Instructions for the task: Reproduce each of the following items line for line, with no changes, and omit the pictures from your answer.

═══ Entries ═══

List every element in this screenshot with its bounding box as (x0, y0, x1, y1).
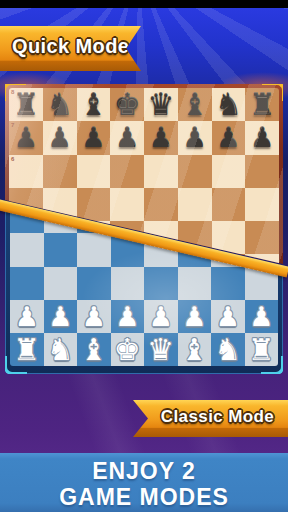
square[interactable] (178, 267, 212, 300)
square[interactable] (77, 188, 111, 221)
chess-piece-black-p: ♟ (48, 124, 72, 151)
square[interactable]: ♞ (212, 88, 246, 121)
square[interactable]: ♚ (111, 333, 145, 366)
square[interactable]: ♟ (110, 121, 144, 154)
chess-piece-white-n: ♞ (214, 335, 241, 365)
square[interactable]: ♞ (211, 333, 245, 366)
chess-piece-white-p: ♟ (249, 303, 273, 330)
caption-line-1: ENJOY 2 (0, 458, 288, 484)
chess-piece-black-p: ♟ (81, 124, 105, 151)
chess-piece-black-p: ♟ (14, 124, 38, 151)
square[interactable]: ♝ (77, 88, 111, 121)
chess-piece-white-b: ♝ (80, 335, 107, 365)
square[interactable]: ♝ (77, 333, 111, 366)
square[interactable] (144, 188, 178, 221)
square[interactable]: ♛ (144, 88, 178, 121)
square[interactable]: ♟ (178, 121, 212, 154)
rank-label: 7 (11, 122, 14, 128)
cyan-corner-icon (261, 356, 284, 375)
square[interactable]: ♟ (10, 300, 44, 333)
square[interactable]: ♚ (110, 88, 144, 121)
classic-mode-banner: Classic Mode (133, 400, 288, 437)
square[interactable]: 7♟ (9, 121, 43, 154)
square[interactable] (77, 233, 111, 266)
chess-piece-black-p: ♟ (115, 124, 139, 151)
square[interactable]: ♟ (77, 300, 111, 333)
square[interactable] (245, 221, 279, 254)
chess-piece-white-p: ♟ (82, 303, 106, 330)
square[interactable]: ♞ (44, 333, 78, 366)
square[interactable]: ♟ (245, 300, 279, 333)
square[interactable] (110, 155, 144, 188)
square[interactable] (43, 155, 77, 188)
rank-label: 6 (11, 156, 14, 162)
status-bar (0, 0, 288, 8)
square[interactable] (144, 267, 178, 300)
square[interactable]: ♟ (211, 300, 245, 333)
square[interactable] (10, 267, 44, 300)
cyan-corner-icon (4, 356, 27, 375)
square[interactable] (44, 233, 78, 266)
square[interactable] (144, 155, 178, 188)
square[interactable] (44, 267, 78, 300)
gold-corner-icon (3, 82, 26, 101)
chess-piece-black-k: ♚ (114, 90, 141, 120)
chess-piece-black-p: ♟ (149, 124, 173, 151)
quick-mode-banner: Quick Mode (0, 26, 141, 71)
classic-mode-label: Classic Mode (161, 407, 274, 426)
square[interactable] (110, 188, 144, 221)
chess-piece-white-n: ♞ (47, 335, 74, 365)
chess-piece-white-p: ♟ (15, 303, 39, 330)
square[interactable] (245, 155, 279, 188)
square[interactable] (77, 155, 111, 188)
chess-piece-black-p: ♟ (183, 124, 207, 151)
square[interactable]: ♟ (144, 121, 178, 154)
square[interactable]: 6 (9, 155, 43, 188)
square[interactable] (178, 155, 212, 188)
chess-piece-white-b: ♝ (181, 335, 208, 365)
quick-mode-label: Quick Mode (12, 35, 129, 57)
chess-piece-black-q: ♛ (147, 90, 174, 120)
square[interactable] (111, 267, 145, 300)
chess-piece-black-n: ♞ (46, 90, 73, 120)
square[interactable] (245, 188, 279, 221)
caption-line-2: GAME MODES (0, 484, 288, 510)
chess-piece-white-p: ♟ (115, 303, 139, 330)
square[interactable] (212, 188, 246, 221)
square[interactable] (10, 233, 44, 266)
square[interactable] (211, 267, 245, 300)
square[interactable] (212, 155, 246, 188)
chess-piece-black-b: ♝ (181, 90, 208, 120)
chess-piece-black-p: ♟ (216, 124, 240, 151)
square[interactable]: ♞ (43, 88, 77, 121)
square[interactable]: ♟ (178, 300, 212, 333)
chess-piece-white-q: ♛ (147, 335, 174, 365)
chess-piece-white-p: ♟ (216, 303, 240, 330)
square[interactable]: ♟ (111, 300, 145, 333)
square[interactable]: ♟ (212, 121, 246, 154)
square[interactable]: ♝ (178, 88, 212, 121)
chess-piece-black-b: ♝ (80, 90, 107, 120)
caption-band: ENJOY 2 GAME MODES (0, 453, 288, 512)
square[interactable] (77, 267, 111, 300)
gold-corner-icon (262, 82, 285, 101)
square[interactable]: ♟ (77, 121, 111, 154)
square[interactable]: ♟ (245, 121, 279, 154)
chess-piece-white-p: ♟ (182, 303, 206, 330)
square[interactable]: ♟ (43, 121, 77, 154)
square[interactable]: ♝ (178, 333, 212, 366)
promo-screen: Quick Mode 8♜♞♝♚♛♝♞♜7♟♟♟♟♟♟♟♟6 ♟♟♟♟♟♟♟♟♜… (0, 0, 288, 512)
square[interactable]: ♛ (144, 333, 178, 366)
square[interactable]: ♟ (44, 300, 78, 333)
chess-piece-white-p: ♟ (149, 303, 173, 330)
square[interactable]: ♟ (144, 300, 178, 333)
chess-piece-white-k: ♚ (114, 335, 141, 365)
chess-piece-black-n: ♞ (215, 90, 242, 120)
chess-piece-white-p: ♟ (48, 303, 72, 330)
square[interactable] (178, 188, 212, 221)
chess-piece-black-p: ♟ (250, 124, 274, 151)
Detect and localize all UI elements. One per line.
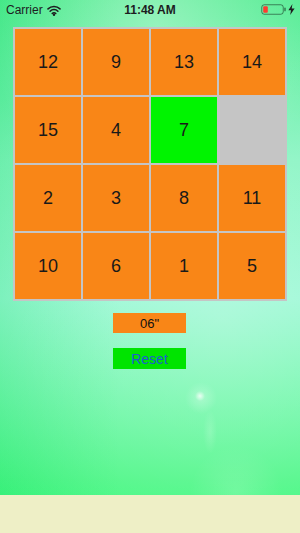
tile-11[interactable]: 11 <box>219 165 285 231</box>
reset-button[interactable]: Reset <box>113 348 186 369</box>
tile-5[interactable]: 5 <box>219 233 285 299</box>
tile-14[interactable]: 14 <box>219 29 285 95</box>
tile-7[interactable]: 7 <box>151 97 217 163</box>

═══

Problem solution:
List every element in this screenshot with its bounding box as (x0, y0, x1, y1).
square[interactable] (178, 267, 212, 300)
square[interactable] (77, 188, 111, 221)
chess-piece-black-p: ♟ (48, 124, 72, 151)
square[interactable]: ♞ (212, 88, 246, 121)
square[interactable]: ♚ (111, 333, 145, 366)
square[interactable]: ♟ (110, 121, 144, 154)
chess-piece-white-n: ♞ (214, 335, 241, 365)
square[interactable]: ♞ (211, 333, 245, 366)
chess-piece-white-p: ♟ (249, 303, 273, 330)
caption-line-1: ENJOY 2 (0, 458, 288, 484)
chess-piece-black-p: ♟ (81, 124, 105, 151)
chess-piece-black-p: ♟ (14, 124, 38, 151)
square[interactable]: ♝ (77, 88, 111, 121)
chess-piece-white-b: ♝ (80, 335, 107, 365)
square[interactable]: ♝ (77, 333, 111, 366)
square[interactable] (144, 188, 178, 221)
square[interactable]: ♛ (144, 88, 178, 121)
square[interactable]: ♟ (178, 121, 212, 154)
rank-label: 7 (11, 122, 14, 128)
cyan-corner-icon (261, 356, 284, 375)
square[interactable]: ♟ (10, 300, 44, 333)
square[interactable]: ♚ (110, 88, 144, 121)
classic-mode-banner: Classic Mode (133, 400, 288, 437)
square[interactable]: 7♟ (9, 121, 43, 154)
square[interactable] (77, 233, 111, 266)
chess-piece-black-p: ♟ (115, 124, 139, 151)
square[interactable]: ♟ (77, 300, 111, 333)
square[interactable] (245, 221, 279, 254)
chess-piece-white-p: ♟ (82, 303, 106, 330)
square[interactable]: ♞ (44, 333, 78, 366)
square[interactable]: ♟ (245, 300, 279, 333)
square[interactable] (110, 155, 144, 188)
square[interactable] (43, 155, 77, 188)
rank-label: 6 (11, 156, 14, 162)
status-bar (0, 0, 288, 8)
square[interactable] (144, 267, 178, 300)
square[interactable]: ♟ (211, 300, 245, 333)
square[interactable] (10, 267, 44, 300)
cyan-corner-icon (4, 356, 27, 375)
square[interactable] (44, 233, 78, 266)
square[interactable] (144, 155, 178, 188)
square[interactable] (44, 267, 78, 300)
gold-corner-icon (3, 82, 26, 101)
chess-piece-black-k: ♚ (114, 90, 141, 120)
chess-piece-black-p: ♟ (149, 124, 173, 151)
quick-mode-banner: Quick Mode (0, 26, 141, 71)
classic-mode-label: Classic Mode (161, 407, 274, 426)
square[interactable] (110, 188, 144, 221)
chess-piece-white-n: ♞ (47, 335, 74, 365)
chess-piece-white-p: ♟ (15, 303, 39, 330)
square[interactable] (245, 155, 279, 188)
square[interactable] (77, 155, 111, 188)
chess-piece-black-p: ♟ (183, 124, 207, 151)
square[interactable]: ♟ (144, 121, 178, 154)
square[interactable]: 6 (9, 155, 43, 188)
square[interactable] (178, 155, 212, 188)
chess-piece-white-b: ♝ (181, 335, 208, 365)
quick-mode-label: Quick Mode (12, 35, 129, 57)
chess-piece-black-q: ♛ (147, 90, 174, 120)
square[interactable] (111, 267, 145, 300)
chess-piece-black-n: ♞ (46, 90, 73, 120)
square[interactable] (245, 188, 279, 221)
caption-line-2: GAME MODES (0, 484, 288, 510)
chess-piece-white-p: ♟ (115, 303, 139, 330)
square[interactable] (212, 188, 246, 221)
square[interactable] (10, 233, 44, 266)
square[interactable] (211, 267, 245, 300)
square[interactable] (212, 155, 246, 188)
chess-piece-black-b: ♝ (181, 90, 208, 120)
chess-piece-black-p: ♟ (216, 124, 240, 151)
square[interactable]: ♞ (43, 88, 77, 121)
square[interactable]: ♟ (178, 300, 212, 333)
chess-piece-white-q: ♛ (147, 335, 174, 365)
chess-piece-white-p: ♟ (216, 303, 240, 330)
square[interactable]: ♟ (111, 300, 145, 333)
square[interactable]: ♟ (212, 121, 246, 154)
square[interactable]: ♝ (178, 88, 212, 121)
chess-piece-black-b: ♝ (80, 90, 107, 120)
caption-band: ENJOY 2 GAME MODES (0, 453, 288, 512)
square[interactable] (77, 267, 111, 300)
gold-corner-icon (262, 82, 285, 101)
square[interactable]: ♟ (77, 121, 111, 154)
square[interactable]: ♟ (245, 121, 279, 154)
chess-piece-white-p: ♟ (182, 303, 206, 330)
square[interactable]: ♟ (43, 121, 77, 154)
square[interactable]: ♝ (178, 333, 212, 366)
promo-screen: Quick Mode 8♜♞♝♚♛♝♞♜7♟♟♟♟♟♟♟♟6 ♟♟♟♟♟♟♟♟♜… (0, 0, 288, 512)
square[interactable]: ♛ (144, 333, 178, 366)
square[interactable]: ♟ (44, 300, 78, 333)
chess-piece-white-p: ♟ (149, 303, 173, 330)
square[interactable]: ♟ (144, 300, 178, 333)
chess-piece-white-k: ♚ (114, 335, 141, 365)
chess-piece-black-n: ♞ (215, 90, 242, 120)
chess-piece-white-p: ♟ (48, 303, 72, 330)
square[interactable] (178, 188, 212, 221)
chess-piece-black-p: ♟ (250, 124, 274, 151)
Detect and localize all UI elements. One per line.
tile-11[interactable]: 11 <box>219 165 285 231</box>
reset-button[interactable]: Reset <box>113 348 186 369</box>
tile-5[interactable]: 5 <box>219 233 285 299</box>
tile-14[interactable]: 14 <box>219 29 285 95</box>
tile-7[interactable]: 7 <box>151 97 217 163</box>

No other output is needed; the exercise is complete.